++++ Data for this exercise ++++

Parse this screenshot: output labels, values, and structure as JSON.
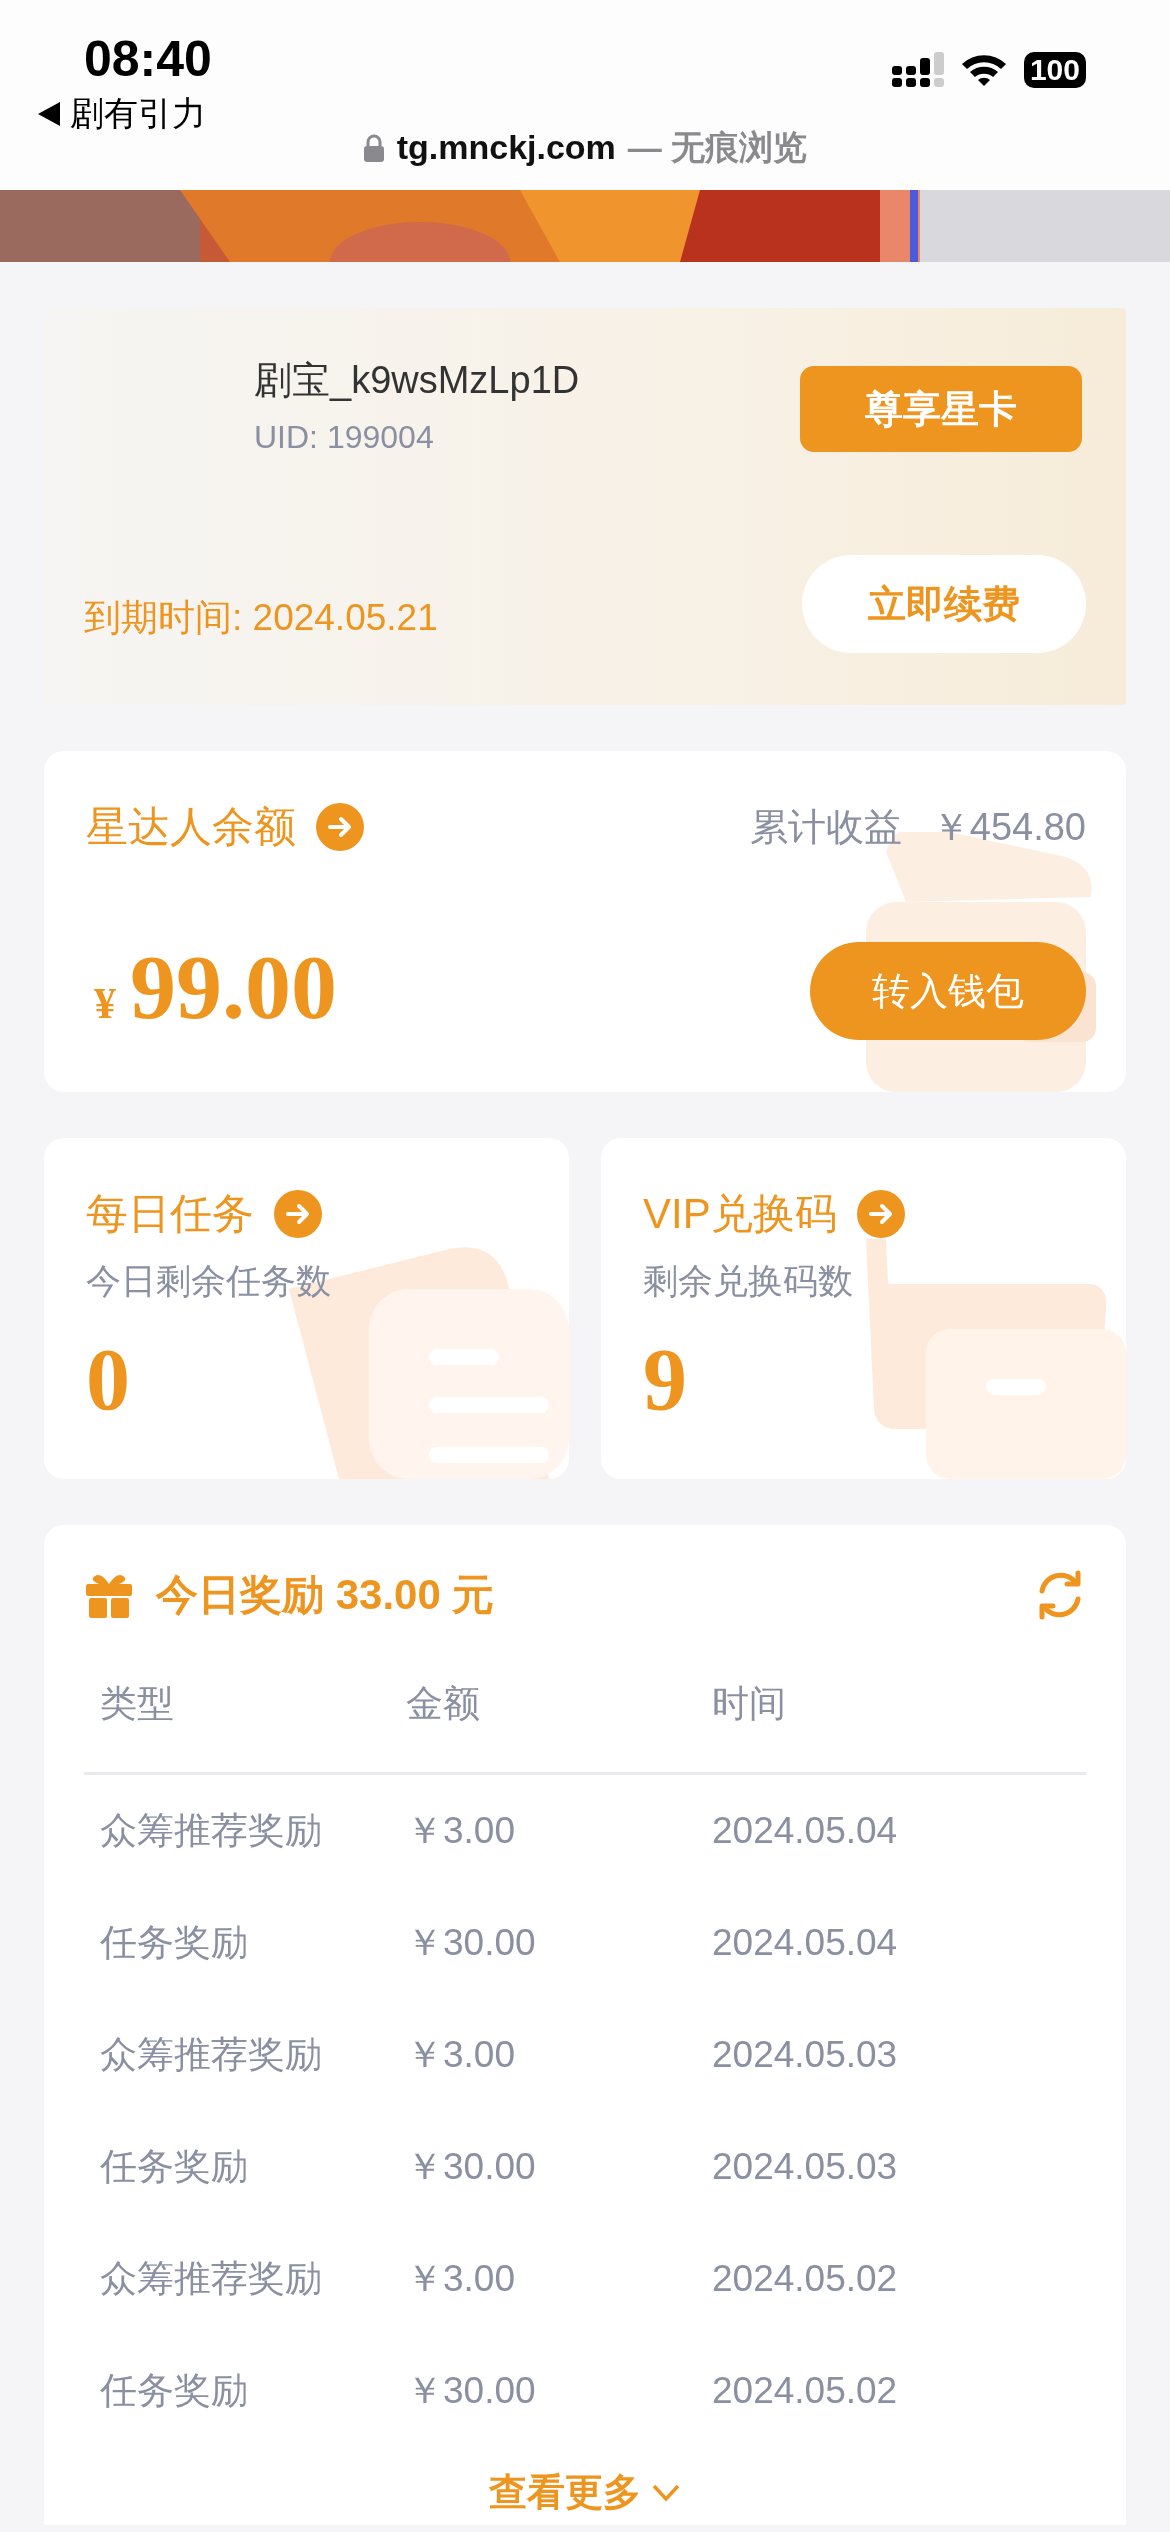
{
  "status_bar": {
    "time": "08:40",
    "back_label": "剧有引力",
    "battery": "100"
  },
  "address_bar": {
    "url": "tg.mnckj.com",
    "mode": "— 无痕浏览"
  },
  "profile": {
    "username": "剧宝_k9wsMzLp1D",
    "uid": "UID: 199004",
    "card_button": "尊享星卡",
    "expiry": "到期时间: 2024.05.21",
    "renew_button": "立即续费"
  },
  "balance": {
    "title": "星达人余额",
    "total_label": "累计收益",
    "total_value": "￥454.80",
    "currency": "¥",
    "amount": "99.00",
    "button": "转入钱包"
  },
  "stats": [
    {
      "kind": "task",
      "title": "每日任务",
      "subtitle": "今日剩余任务数",
      "value": "0"
    },
    {
      "kind": "code",
      "title": "VIP兑换码",
      "subtitle": "剩余兑换码数",
      "value": "9"
    }
  ],
  "rewards": {
    "title": "今日奖励 33.00 元",
    "columns": [
      "类型",
      "金额",
      "时间"
    ],
    "rows": [
      [
        "众筹推荐奖励",
        "￥3.00",
        "2024.05.04"
      ],
      [
        "任务奖励",
        "￥30.00",
        "2024.05.04"
      ],
      [
        "众筹推荐奖励",
        "￥3.00",
        "2024.05.03"
      ],
      [
        "任务奖励",
        "￥30.00",
        "2024.05.03"
      ],
      [
        "众筹推荐奖励",
        "￥3.00",
        "2024.05.02"
      ],
      [
        "任务奖励",
        "￥30.00",
        "2024.05.02"
      ]
    ],
    "more": "查看更多"
  }
}
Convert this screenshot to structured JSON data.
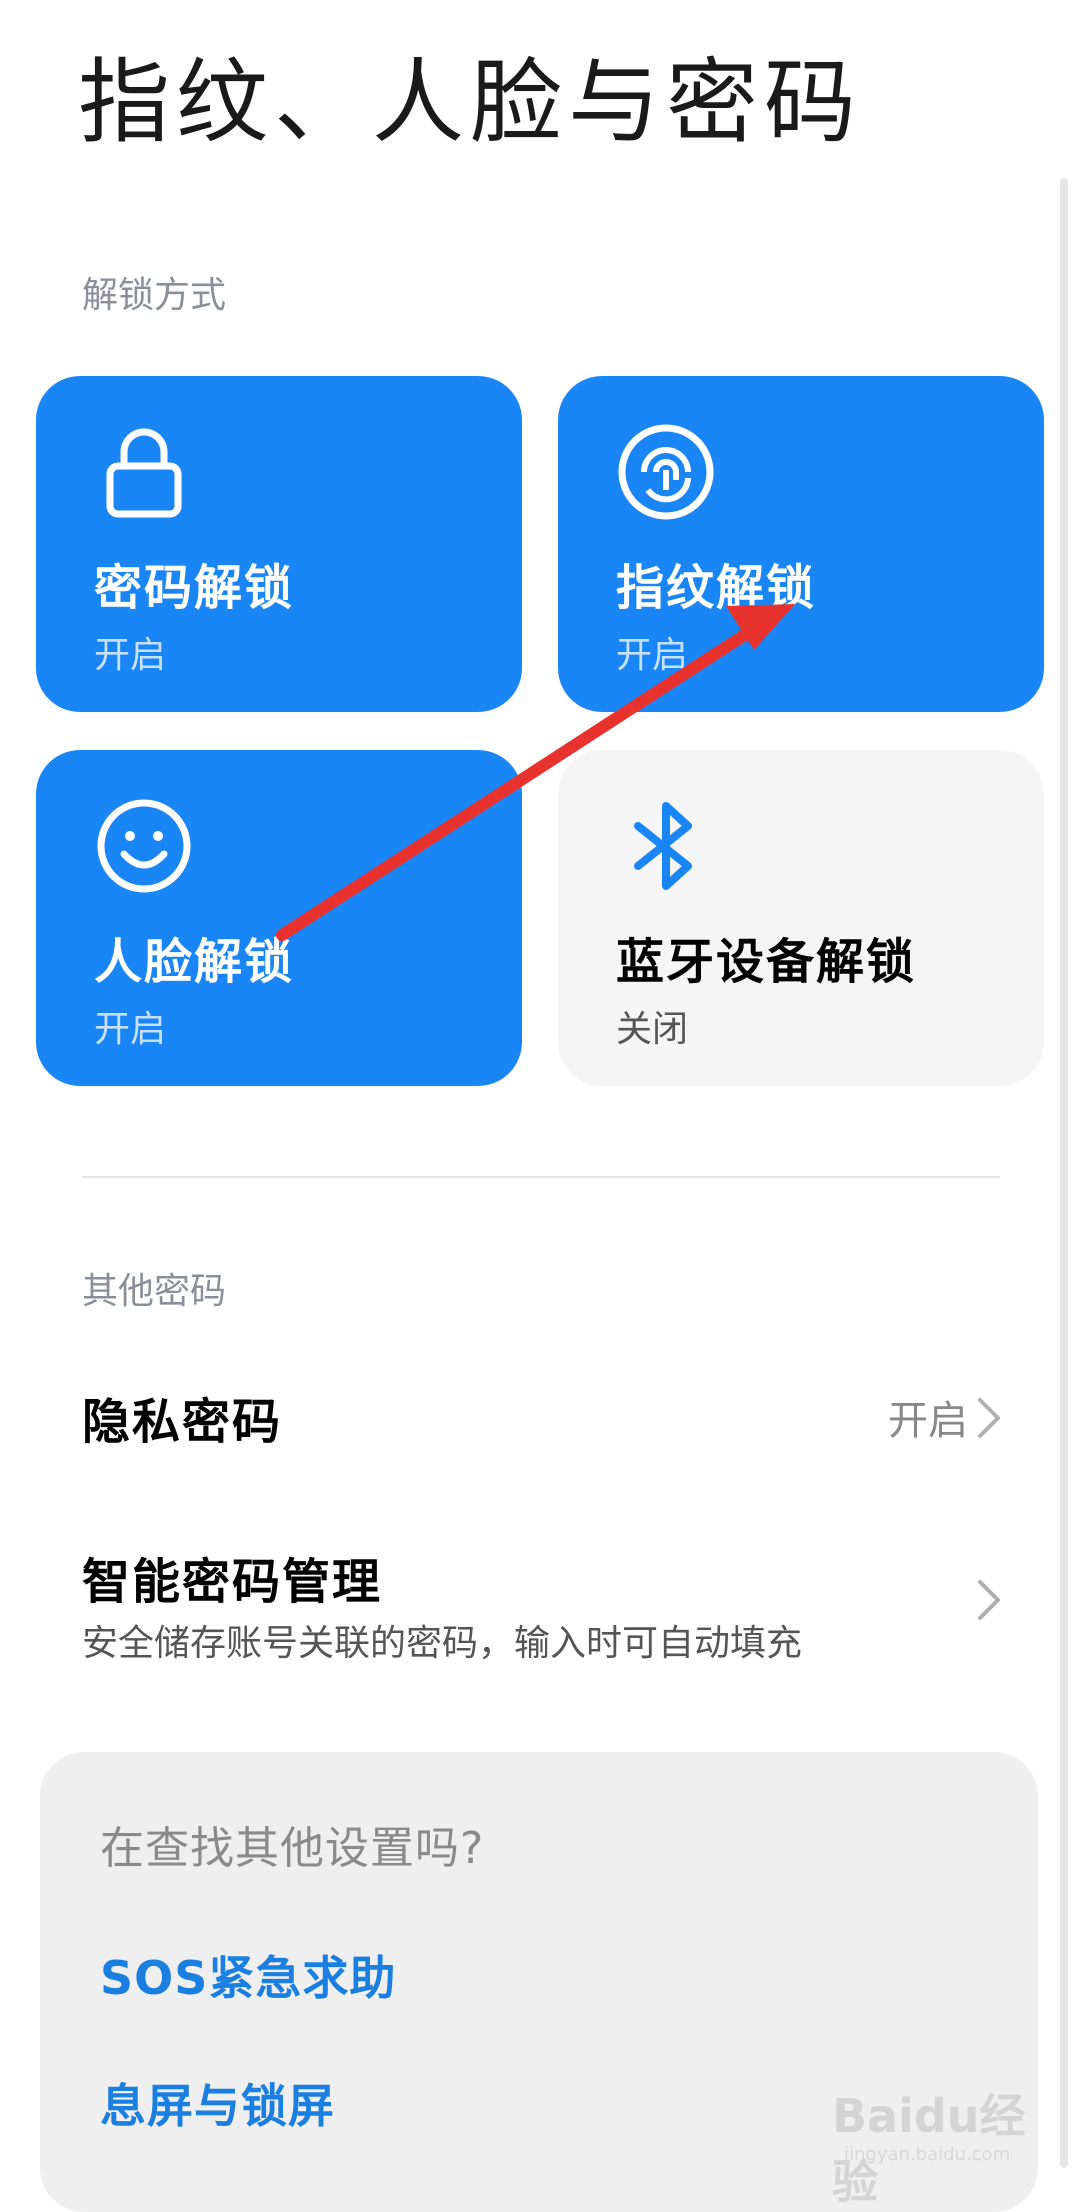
{
  "header": {
    "title": "指纹、人脸与密码"
  },
  "unlock_section": {
    "label": "解锁方式",
    "tiles": [
      {
        "title": "密码解锁",
        "status": "开启",
        "icon": "lock-icon",
        "enabled": true
      },
      {
        "title": "指纹解锁",
        "status": "开启",
        "icon": "fingerprint-icon",
        "enabled": true
      },
      {
        "title": "人脸解锁",
        "status": "开启",
        "icon": "face-icon",
        "enabled": true
      },
      {
        "title": "蓝牙设备解锁",
        "status": "关闭",
        "icon": "bluetooth-icon",
        "enabled": false
      }
    ]
  },
  "other_section": {
    "label": "其他密码",
    "items": [
      {
        "title": "隐私密码",
        "value": "开启"
      },
      {
        "title": "智能密码管理",
        "subtitle": "安全储存账号关联的密码，输入时可自动填充"
      }
    ]
  },
  "suggestions": {
    "title": "在查找其他设置吗?",
    "links": [
      "SOS紧急求助",
      "息屏与锁屏"
    ]
  },
  "watermark": {
    "text": "Baidu经验",
    "sub": "jingyan.baidu.com"
  },
  "colors": {
    "accent": "#1a86f6",
    "link": "#1a7fe0",
    "annotation_arrow": "#e8322d"
  }
}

++++

**Exercise goal:**
Collect the complete line wherever the string "JSON" appears in the records.

**Expected output:**
Parse this screenshot: output labels, values, and structure as JSON.
Convert this screenshot to structured JSON data.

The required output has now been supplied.